Aim of the task:
In the entries that follow, find the word "condition" and report each line it is on.

Dataset entries:
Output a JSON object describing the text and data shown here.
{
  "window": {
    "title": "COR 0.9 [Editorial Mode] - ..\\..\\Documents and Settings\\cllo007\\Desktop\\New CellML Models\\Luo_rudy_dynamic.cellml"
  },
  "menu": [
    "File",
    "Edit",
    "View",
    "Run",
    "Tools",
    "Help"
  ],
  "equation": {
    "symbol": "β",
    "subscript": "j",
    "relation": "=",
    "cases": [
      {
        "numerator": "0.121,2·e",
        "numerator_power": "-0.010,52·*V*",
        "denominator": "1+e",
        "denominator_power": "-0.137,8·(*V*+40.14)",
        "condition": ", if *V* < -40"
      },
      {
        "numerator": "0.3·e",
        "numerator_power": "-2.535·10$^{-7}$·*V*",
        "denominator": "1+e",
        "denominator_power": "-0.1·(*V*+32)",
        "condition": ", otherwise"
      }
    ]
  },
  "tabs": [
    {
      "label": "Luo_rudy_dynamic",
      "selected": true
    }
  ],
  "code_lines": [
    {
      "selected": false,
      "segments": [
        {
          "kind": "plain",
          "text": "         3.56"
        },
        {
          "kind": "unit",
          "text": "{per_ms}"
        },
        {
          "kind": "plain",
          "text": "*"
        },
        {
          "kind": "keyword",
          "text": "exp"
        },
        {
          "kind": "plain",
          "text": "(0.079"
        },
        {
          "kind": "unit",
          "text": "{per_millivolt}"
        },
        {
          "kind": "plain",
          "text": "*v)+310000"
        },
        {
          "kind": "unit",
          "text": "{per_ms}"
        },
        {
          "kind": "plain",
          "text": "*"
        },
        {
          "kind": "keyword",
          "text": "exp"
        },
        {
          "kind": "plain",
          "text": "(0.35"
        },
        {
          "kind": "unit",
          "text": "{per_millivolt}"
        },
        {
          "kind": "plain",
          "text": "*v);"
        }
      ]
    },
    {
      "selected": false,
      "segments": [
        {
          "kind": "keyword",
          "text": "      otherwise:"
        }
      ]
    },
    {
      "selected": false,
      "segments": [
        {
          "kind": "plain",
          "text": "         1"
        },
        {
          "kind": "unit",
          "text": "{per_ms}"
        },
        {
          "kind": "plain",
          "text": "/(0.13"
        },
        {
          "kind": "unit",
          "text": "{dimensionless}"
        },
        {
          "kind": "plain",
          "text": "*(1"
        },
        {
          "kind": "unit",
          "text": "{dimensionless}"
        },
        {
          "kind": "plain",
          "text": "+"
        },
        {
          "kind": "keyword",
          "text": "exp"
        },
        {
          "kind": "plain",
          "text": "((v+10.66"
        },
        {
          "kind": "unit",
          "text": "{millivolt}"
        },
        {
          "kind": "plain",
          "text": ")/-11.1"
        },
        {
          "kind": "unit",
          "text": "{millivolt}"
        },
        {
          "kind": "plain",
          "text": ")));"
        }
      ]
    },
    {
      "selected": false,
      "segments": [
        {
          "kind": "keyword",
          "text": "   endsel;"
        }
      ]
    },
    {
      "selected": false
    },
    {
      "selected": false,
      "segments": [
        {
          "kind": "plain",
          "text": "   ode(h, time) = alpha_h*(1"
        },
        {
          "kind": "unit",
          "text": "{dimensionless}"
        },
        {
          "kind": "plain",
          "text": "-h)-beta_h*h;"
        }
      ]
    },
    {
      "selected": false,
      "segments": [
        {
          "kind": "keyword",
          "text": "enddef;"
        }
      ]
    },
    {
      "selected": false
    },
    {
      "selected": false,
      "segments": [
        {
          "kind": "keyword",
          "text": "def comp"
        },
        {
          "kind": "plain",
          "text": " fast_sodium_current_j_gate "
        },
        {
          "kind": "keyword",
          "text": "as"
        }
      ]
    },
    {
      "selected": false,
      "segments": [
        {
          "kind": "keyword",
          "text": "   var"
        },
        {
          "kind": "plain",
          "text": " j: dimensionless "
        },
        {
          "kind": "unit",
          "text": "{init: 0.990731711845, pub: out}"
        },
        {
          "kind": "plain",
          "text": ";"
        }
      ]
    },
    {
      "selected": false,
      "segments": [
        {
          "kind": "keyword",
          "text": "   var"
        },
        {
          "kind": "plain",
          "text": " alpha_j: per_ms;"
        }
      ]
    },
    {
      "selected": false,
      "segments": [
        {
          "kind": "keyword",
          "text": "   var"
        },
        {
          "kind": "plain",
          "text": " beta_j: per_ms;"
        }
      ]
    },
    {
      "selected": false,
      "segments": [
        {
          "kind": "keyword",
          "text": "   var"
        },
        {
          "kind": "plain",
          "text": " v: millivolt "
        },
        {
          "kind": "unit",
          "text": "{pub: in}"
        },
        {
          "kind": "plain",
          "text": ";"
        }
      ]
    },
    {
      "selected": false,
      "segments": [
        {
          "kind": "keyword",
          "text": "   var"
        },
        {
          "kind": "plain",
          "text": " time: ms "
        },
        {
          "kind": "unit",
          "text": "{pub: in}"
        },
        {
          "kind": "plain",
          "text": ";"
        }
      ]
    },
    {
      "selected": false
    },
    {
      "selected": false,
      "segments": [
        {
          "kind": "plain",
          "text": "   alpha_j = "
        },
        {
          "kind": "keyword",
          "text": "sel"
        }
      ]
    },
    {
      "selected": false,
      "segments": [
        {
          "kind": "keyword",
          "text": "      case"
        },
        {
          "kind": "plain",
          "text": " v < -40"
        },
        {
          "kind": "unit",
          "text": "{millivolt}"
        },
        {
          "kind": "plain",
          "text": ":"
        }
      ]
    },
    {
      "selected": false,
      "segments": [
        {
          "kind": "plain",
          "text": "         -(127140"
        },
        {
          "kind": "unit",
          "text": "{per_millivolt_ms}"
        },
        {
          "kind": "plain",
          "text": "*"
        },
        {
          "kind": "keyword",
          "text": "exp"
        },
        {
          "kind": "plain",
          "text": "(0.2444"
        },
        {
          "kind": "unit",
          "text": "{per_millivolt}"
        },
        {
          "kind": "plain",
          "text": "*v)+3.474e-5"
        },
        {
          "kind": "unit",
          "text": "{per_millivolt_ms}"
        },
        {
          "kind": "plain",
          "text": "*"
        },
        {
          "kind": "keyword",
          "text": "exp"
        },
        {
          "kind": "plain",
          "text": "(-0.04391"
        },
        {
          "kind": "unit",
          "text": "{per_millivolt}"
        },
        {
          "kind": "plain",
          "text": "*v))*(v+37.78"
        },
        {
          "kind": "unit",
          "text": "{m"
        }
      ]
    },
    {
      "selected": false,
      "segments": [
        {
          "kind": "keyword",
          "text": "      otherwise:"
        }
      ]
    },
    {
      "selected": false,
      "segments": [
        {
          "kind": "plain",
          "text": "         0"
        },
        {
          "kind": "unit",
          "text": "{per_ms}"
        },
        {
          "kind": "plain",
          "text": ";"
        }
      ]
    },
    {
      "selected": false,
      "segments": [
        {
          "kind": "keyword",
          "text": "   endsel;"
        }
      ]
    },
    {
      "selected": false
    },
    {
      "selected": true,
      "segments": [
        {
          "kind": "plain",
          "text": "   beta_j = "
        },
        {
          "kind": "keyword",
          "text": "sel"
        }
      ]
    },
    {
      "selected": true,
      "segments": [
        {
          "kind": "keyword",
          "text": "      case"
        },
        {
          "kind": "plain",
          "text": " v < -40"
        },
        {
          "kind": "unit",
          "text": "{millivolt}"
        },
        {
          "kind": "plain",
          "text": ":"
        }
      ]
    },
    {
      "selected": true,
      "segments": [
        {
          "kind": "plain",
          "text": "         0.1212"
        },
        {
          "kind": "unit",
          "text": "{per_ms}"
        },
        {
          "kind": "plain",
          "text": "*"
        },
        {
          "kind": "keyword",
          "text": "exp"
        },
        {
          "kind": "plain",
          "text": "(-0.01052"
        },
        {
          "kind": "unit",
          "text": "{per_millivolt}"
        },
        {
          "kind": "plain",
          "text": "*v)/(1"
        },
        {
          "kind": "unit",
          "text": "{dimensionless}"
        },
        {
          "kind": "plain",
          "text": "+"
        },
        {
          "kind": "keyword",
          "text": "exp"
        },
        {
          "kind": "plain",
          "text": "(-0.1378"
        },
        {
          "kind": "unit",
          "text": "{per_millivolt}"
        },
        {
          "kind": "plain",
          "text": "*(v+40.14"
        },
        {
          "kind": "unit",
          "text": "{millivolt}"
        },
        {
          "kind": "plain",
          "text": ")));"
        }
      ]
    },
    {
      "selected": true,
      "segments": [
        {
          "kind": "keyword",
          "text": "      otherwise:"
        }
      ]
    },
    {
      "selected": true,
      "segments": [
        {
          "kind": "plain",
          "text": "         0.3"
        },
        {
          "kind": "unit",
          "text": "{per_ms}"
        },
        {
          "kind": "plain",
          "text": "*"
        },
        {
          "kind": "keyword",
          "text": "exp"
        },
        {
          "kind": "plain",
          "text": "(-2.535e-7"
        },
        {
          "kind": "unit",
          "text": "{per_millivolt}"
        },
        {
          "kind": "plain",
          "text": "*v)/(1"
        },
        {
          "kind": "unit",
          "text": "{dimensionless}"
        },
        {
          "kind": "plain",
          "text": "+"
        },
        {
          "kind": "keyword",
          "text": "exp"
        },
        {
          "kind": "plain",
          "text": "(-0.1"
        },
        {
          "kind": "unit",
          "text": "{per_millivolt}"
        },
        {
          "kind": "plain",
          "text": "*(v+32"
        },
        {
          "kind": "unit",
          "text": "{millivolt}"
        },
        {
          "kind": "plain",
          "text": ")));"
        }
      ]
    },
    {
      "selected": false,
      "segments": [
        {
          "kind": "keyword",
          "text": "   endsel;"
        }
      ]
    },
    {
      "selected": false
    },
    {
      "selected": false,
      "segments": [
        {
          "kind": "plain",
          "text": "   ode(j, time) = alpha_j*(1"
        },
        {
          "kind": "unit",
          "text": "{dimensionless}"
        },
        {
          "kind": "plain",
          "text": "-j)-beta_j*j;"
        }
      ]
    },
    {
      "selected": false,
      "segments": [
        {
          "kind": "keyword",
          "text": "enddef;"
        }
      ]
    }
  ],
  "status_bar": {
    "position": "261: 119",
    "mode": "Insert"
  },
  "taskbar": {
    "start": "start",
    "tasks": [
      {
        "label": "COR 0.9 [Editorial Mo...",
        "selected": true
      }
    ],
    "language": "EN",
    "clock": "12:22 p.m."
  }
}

Task solution:
        "condition": ", if *V* < -40"
        "condition": ", otherwise"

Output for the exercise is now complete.